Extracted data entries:
-------
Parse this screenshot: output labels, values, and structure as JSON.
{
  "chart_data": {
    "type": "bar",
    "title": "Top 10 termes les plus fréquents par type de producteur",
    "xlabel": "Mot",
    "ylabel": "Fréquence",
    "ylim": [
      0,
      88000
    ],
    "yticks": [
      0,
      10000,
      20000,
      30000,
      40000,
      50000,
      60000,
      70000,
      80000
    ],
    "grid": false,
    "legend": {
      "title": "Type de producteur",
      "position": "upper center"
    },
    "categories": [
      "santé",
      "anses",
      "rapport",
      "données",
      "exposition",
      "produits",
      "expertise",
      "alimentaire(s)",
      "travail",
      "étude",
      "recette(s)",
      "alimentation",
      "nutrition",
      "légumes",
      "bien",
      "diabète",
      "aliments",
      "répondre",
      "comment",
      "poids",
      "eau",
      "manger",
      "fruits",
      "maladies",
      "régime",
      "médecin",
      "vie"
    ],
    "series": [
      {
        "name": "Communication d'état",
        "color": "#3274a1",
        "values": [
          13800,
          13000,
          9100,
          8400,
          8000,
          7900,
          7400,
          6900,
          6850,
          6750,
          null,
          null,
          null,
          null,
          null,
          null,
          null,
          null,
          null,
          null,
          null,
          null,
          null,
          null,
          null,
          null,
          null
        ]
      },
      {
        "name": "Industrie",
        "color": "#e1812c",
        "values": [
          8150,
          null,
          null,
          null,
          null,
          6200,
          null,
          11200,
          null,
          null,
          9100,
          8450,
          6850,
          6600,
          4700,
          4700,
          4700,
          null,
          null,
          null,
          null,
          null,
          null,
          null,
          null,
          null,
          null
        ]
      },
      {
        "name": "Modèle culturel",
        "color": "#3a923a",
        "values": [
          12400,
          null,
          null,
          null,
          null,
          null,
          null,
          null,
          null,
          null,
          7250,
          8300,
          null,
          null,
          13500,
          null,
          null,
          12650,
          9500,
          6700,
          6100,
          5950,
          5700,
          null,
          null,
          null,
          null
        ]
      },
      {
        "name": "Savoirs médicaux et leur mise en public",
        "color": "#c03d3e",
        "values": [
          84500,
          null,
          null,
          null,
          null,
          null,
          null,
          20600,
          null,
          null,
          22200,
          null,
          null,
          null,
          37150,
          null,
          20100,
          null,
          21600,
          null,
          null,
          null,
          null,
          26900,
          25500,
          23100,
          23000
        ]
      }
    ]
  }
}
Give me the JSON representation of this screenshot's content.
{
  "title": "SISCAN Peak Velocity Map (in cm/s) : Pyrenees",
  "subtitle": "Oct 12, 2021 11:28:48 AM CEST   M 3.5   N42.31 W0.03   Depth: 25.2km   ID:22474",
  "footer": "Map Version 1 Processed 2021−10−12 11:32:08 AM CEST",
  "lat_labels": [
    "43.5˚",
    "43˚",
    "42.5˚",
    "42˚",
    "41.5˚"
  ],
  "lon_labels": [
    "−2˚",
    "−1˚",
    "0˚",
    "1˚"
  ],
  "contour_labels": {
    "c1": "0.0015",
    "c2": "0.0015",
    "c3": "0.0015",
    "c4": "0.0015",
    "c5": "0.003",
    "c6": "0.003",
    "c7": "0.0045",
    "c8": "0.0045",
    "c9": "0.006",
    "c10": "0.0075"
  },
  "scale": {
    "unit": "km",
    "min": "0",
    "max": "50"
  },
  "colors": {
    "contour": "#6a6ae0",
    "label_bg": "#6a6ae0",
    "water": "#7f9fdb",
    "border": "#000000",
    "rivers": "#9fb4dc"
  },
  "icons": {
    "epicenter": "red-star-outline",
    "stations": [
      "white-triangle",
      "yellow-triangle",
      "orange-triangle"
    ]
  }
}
-------
Look through the entries above. Extract each line with the word "name".

        "name": "Communication d'état",
        "name": "Industrie",
        "name": "Modèle culturel",
        "name": "Savoirs médicaux et leur mise en public",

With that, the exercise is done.